**Problem statement**
Return all entries precisely as they stand, without the images.

(Records)

==============================

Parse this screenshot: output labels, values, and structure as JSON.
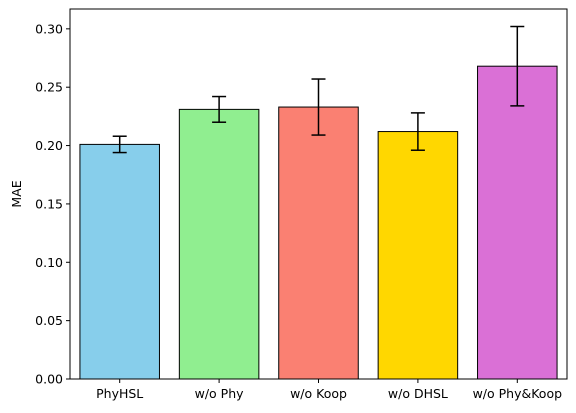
{
  "chart_data": {
    "type": "bar",
    "title": "",
    "xlabel": "",
    "ylabel": "MAE",
    "ylim": [
      0,
      0.317
    ],
    "yticks": [
      "0.00",
      "0.05",
      "0.10",
      "0.15",
      "0.20",
      "0.25",
      "0.30"
    ],
    "grid": false,
    "categories": [
      "PhyHSL",
      "w/o Phy",
      "w/o Koop",
      "w/o DHSL",
      "w/o Phy&Koop"
    ],
    "values": [
      0.201,
      0.231,
      0.233,
      0.212,
      0.268
    ],
    "errors": [
      0.007,
      0.011,
      0.024,
      0.016,
      0.034
    ],
    "colors": [
      "#87CEEB",
      "#90EE90",
      "#FA8072",
      "#FFD700",
      "#DA70D6"
    ],
    "edge_color": "#000000"
  }
}
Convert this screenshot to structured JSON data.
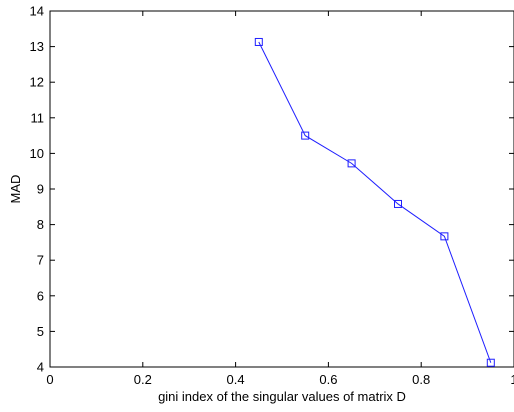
{
  "chart_data": {
    "type": "line",
    "title": "",
    "xlabel": "gini index of the singular values of matrix D",
    "ylabel": "MAD",
    "xlim": [
      0,
      1
    ],
    "ylim": [
      4,
      14
    ],
    "x_ticks": [
      0,
      0.2,
      0.4,
      0.6,
      0.8,
      1
    ],
    "x_tick_labels": [
      "0",
      "0.2",
      "0.4",
      "0.6",
      "0.8",
      "1"
    ],
    "y_ticks": [
      4,
      5,
      6,
      7,
      8,
      9,
      10,
      11,
      12,
      13,
      14
    ],
    "y_tick_labels": [
      "4",
      "5",
      "6",
      "7",
      "8",
      "9",
      "10",
      "11",
      "12",
      "13",
      "14"
    ],
    "grid": false,
    "legend": "none",
    "series": [
      {
        "x": [
          0.45,
          0.55,
          0.65,
          0.75,
          0.85,
          0.95
        ],
        "y": [
          13.13,
          10.5,
          9.72,
          8.58,
          7.67,
          4.12
        ],
        "color": "#1f1fff",
        "marker": "square"
      }
    ]
  }
}
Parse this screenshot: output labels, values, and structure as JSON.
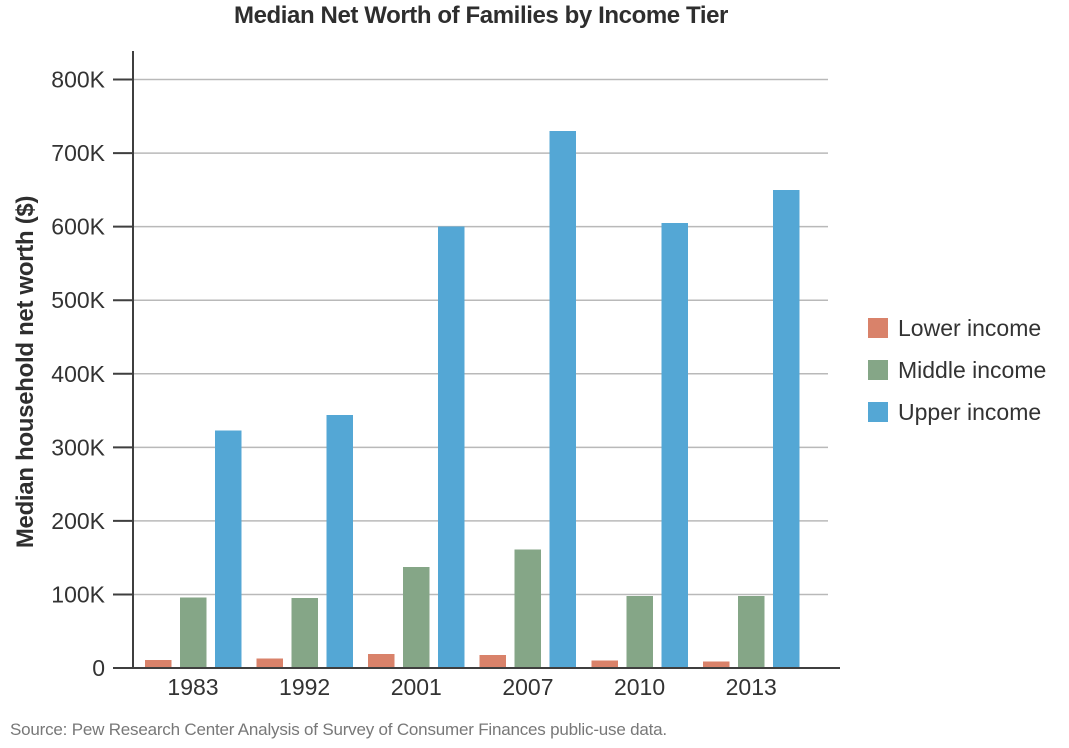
{
  "title": "Median Net Worth of Families by Income Tier",
  "source": "Source: Pew Research Center Analysis of Survey of Consumer Finances public-use data.",
  "colors": {
    "title_text": "#2e2e2e",
    "tick_text": "#333333",
    "axis": "#3f3f3f",
    "gridline": "#b9b9b9",
    "background": "#ffffff",
    "source_text": "#787878"
  },
  "chart_data": {
    "type": "bar",
    "title": "Median Net Worth of Families by Income Tier",
    "xlabel": "",
    "ylabel": "Median household net worth ($)",
    "categories": [
      "1983",
      "1992",
      "2001",
      "2007",
      "2010",
      "2013"
    ],
    "series": [
      {
        "name": "Lower income",
        "color": "#d9826a",
        "values": [
          11000,
          13000,
          19000,
          18000,
          10000,
          9000
        ]
      },
      {
        "name": "Middle income",
        "color": "#85a687",
        "values": [
          96000,
          95000,
          137000,
          161000,
          98000,
          98000
        ]
      },
      {
        "name": "Upper income",
        "color": "#54a7d5",
        "values": [
          323000,
          344000,
          600000,
          730000,
          605000,
          650000
        ]
      }
    ],
    "ylim": [
      0,
      800000
    ],
    "y_tick_labels": [
      "0",
      "100K",
      "200K",
      "300K",
      "400K",
      "500K",
      "600K",
      "700K",
      "800K"
    ],
    "y_tick_values": [
      0,
      100000,
      200000,
      300000,
      400000,
      500000,
      600000,
      700000,
      800000
    ],
    "grid": "horizontal",
    "legend_position": "right"
  }
}
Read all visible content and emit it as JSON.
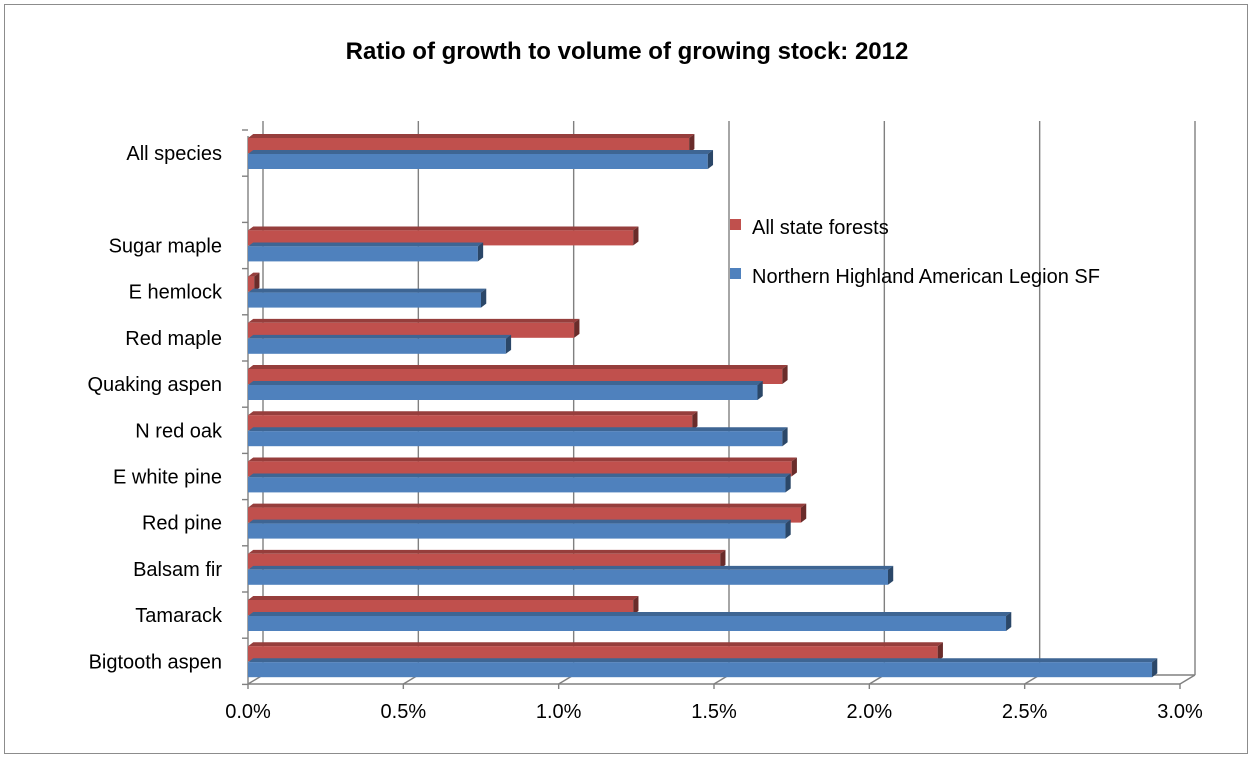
{
  "chart_data": {
    "type": "bar",
    "orientation": "horizontal",
    "style": "3d",
    "title": "Ratio of growth to volume of growing stock:  2012",
    "xlabel": "",
    "ylabel": "",
    "xlim": [
      0,
      0.03
    ],
    "x_tick_labels": [
      "0.0%",
      "0.5%",
      "1.0%",
      "1.5%",
      "2.0%",
      "2.5%",
      "3.0%"
    ],
    "grid": true,
    "legend_position": "right",
    "categories": [
      "All species",
      "Sugar maple",
      "E hemlock",
      "Red maple",
      "Quaking aspen",
      "N red oak",
      "E white pine",
      "Red pine",
      "Balsam fir",
      "Tamarack",
      "Bigtooth aspen"
    ],
    "series": [
      {
        "name": "All state forests",
        "color": "#c0504d",
        "values": [
          0.0142,
          0.0124,
          0.0002,
          0.0105,
          0.0172,
          0.0143,
          0.0175,
          0.0178,
          0.0152,
          0.0124,
          0.0222
        ]
      },
      {
        "name": "Northern Highland American Legion SF",
        "color": "#4f81bd",
        "values": [
          0.0148,
          0.0074,
          0.0075,
          0.0083,
          0.0164,
          0.0172,
          0.0173,
          0.0173,
          0.0206,
          0.0244,
          0.0291
        ]
      }
    ]
  }
}
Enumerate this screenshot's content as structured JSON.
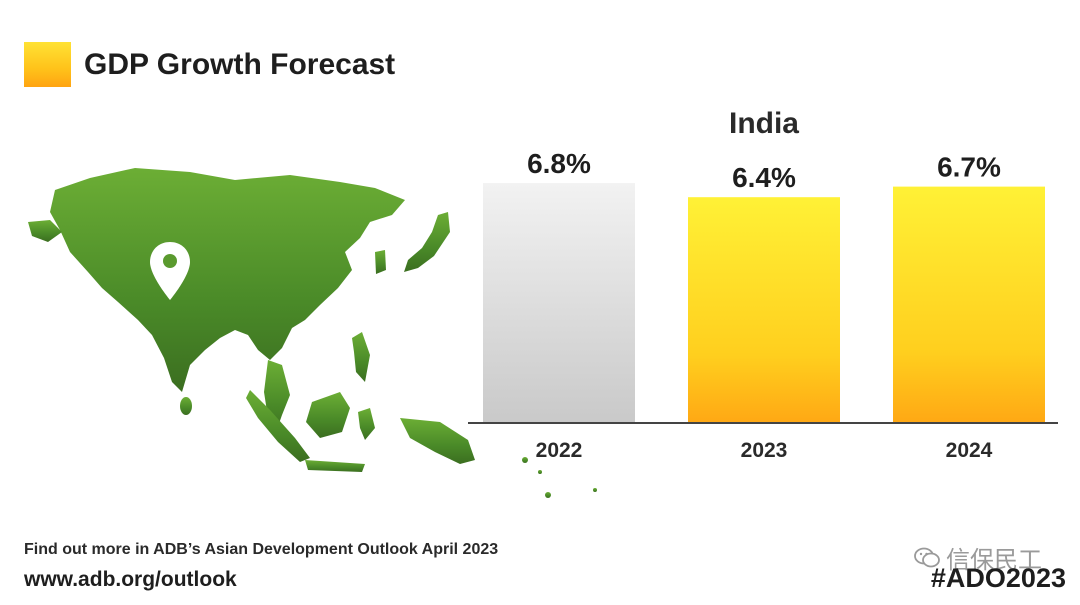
{
  "header": {
    "title": "GDP Growth Forecast",
    "swatch_color": "#ffc21a"
  },
  "chart_data": {
    "type": "bar",
    "subtitle": "India",
    "categories": [
      "2022",
      "2023",
      "2024"
    ],
    "values": [
      6.8,
      6.4,
      6.7
    ],
    "value_labels": [
      "6.8%",
      "6.4%",
      "6.7%"
    ],
    "bar_colors": [
      "#d4d4d4",
      "#ffcc1e",
      "#ffcc1e"
    ],
    "ylim": [
      0,
      7
    ],
    "grid": false
  },
  "map": {
    "icon": "asia-map",
    "marker": "location-pin-icon",
    "color": "#5a9a2e"
  },
  "footer": {
    "line1": "Find out more in ADB’s Asian Development Outlook April 2023",
    "url": "www.adb.org/outlook",
    "hashtag": "#ADO2023",
    "watermark": "信保民工"
  }
}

==============================

**Written reply**
Parse this screenshot: output labels, values, and structure as JSON.
{
  "chart_data": {
    "type": "bar",
    "title": "",
    "xlabel": "",
    "ylabel": "MAE",
    "ylim": [
      0,
      0.317
    ],
    "yticks": [
      "0.00",
      "0.05",
      "0.10",
      "0.15",
      "0.20",
      "0.25",
      "0.30"
    ],
    "grid": false,
    "categories": [
      "PhyHSL",
      "w/o Phy",
      "w/o Koop",
      "w/o DHSL",
      "w/o Phy&Koop"
    ],
    "values": [
      0.201,
      0.231,
      0.233,
      0.212,
      0.268
    ],
    "errors": [
      0.007,
      0.011,
      0.024,
      0.016,
      0.034
    ],
    "colors": [
      "#87CEEB",
      "#90EE90",
      "#FA8072",
      "#FFD700",
      "#DA70D6"
    ],
    "edge_color": "#000000"
  }
}
Convert this screenshot to structured JSON data.
{
  "chart_data": {
    "type": "line",
    "title": "",
    "xlabel": "gini index of the singular values of matrix D",
    "ylabel": "MAD",
    "xlim": [
      0,
      1
    ],
    "ylim": [
      4,
      14
    ],
    "x_ticks": [
      0,
      0.2,
      0.4,
      0.6,
      0.8,
      1
    ],
    "x_tick_labels": [
      "0",
      "0.2",
      "0.4",
      "0.6",
      "0.8",
      "1"
    ],
    "y_ticks": [
      4,
      5,
      6,
      7,
      8,
      9,
      10,
      11,
      12,
      13,
      14
    ],
    "y_tick_labels": [
      "4",
      "5",
      "6",
      "7",
      "8",
      "9",
      "10",
      "11",
      "12",
      "13",
      "14"
    ],
    "grid": false,
    "legend": "none",
    "series": [
      {
        "x": [
          0.45,
          0.55,
          0.65,
          0.75,
          0.85,
          0.95
        ],
        "y": [
          13.13,
          10.5,
          9.72,
          8.58,
          7.67,
          4.12
        ],
        "color": "#1f1fff",
        "marker": "square"
      }
    ]
  }
}
Parse this screenshot: output labels, values, and structure as JSON.
{
  "title": "Median Net Worth of Families by Income Tier",
  "source": "Source: Pew Research Center Analysis of Survey of Consumer Finances public-use data.",
  "colors": {
    "title_text": "#2e2e2e",
    "tick_text": "#333333",
    "axis": "#3f3f3f",
    "gridline": "#b9b9b9",
    "background": "#ffffff",
    "source_text": "#787878"
  },
  "chart_data": {
    "type": "bar",
    "title": "Median Net Worth of Families by Income Tier",
    "xlabel": "",
    "ylabel": "Median household net worth ($)",
    "categories": [
      "1983",
      "1992",
      "2001",
      "2007",
      "2010",
      "2013"
    ],
    "series": [
      {
        "name": "Lower income",
        "color": "#d9826a",
        "values": [
          11000,
          13000,
          19000,
          18000,
          10000,
          9000
        ]
      },
      {
        "name": "Middle income",
        "color": "#85a687",
        "values": [
          96000,
          95000,
          137000,
          161000,
          98000,
          98000
        ]
      },
      {
        "name": "Upper income",
        "color": "#54a7d5",
        "values": [
          323000,
          344000,
          600000,
          730000,
          605000,
          650000
        ]
      }
    ],
    "ylim": [
      0,
      800000
    ],
    "y_tick_labels": [
      "0",
      "100K",
      "200K",
      "300K",
      "400K",
      "500K",
      "600K",
      "700K",
      "800K"
    ],
    "y_tick_values": [
      0,
      100000,
      200000,
      300000,
      400000,
      500000,
      600000,
      700000,
      800000
    ],
    "grid": "horizontal",
    "legend_position": "right"
  }
}
Read all visible content and emit it as JSON.
{
  "chart_data": {
    "type": "bar",
    "orientation": "horizontal",
    "style": "3d",
    "title": "Ratio of growth to volume of growing stock:  2012",
    "xlabel": "",
    "ylabel": "",
    "xlim": [
      0,
      0.03
    ],
    "x_tick_labels": [
      "0.0%",
      "0.5%",
      "1.0%",
      "1.5%",
      "2.0%",
      "2.5%",
      "3.0%"
    ],
    "grid": true,
    "legend_position": "right",
    "categories": [
      "All species",
      "Sugar maple",
      "E hemlock",
      "Red maple",
      "Quaking aspen",
      "N red oak",
      "E white pine",
      "Red pine",
      "Balsam fir",
      "Tamarack",
      "Bigtooth aspen"
    ],
    "series": [
      {
        "name": "All state forests",
        "color": "#c0504d",
        "values": [
          0.0142,
          0.0124,
          0.0002,
          0.0105,
          0.0172,
          0.0143,
          0.0175,
          0.0178,
          0.0152,
          0.0124,
          0.0222
        ]
      },
      {
        "name": "Northern Highland American Legion SF",
        "color": "#4f81bd",
        "values": [
          0.0148,
          0.0074,
          0.0075,
          0.0083,
          0.0164,
          0.0172,
          0.0173,
          0.0173,
          0.0206,
          0.0244,
          0.0291
        ]
      }
    ]
  }
}
Enumerate this screenshot's content as structured JSON.
{
  "header": {
    "title": "GDP Growth Forecast",
    "swatch_color": "#ffc21a"
  },
  "chart_data": {
    "type": "bar",
    "subtitle": "India",
    "categories": [
      "2022",
      "2023",
      "2024"
    ],
    "values": [
      6.8,
      6.4,
      6.7
    ],
    "value_labels": [
      "6.8%",
      "6.4%",
      "6.7%"
    ],
    "bar_colors": [
      "#d4d4d4",
      "#ffcc1e",
      "#ffcc1e"
    ],
    "ylim": [
      0,
      7
    ],
    "grid": false
  },
  "map": {
    "icon": "asia-map",
    "marker": "location-pin-icon",
    "color": "#5a9a2e"
  },
  "footer": {
    "line1": "Find out more in ADB’s Asian Development Outlook April 2023",
    "url": "www.adb.org/outlook",
    "hashtag": "#ADO2023",
    "watermark": "信保民工"
  }
}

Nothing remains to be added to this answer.